All of the lines below are to be transcribed faithfully, with pictures excluded from the copy.

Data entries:
"""

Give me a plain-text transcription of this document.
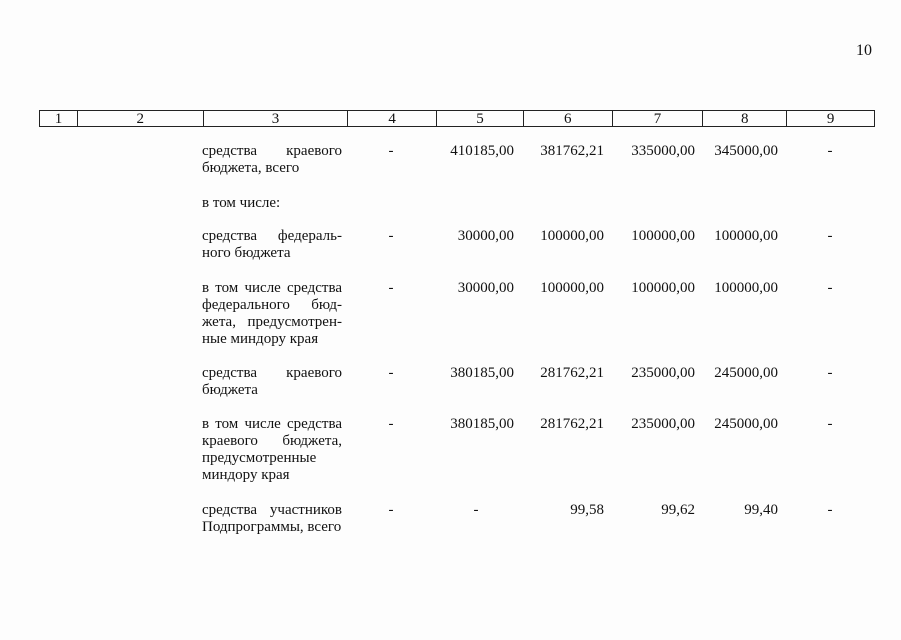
10
1	2	3	4	5	6	7	8	9
средства краевого
бюджета, всего
-	410185,00	381762,21	335000,00	345000,00	-
в том числе:
средства федераль-
ного бюджета
-	30000,00	100000,00	100000,00	100000,00	-
в том числе средства
федерального бюд-
жета, предусмотрен-
ные миндору края
-	30000,00	100000,00	100000,00	100000,00	-
средства краевого
бюджета
-	380185,00	281762,21	235000,00	245000,00	-
в том числе средства
краевого бюджета,
предусмотренные
миндору края
-	380185,00	281762,21	235000,00	245000,00	-
средства участников
Подпрограммы, всего
-	-	99,58	99,62	99,40	-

"""

COMPLETE ANSWER:
Give me a plain-text transcription of this document.
10
1	2	3	4	5	6	7	8	9
средства краевого
бюджета, всего
-	410185,00	381762,21	335000,00	345000,00	-
в том числе:
средства федераль-
ного бюджета
-	30000,00	100000,00	100000,00	100000,00	-
в том числе средства
федерального бюд-
жета, предусмотрен-
ные миндору края
-	30000,00	100000,00	100000,00	100000,00	-
средства краевого
бюджета
-	380185,00	281762,21	235000,00	245000,00	-
в том числе средства
краевого бюджета,
предусмотренные
миндору края
-	380185,00	281762,21	235000,00	245000,00	-
средства участников
Подпрограммы, всего
-	-	99,58	99,62	99,40	-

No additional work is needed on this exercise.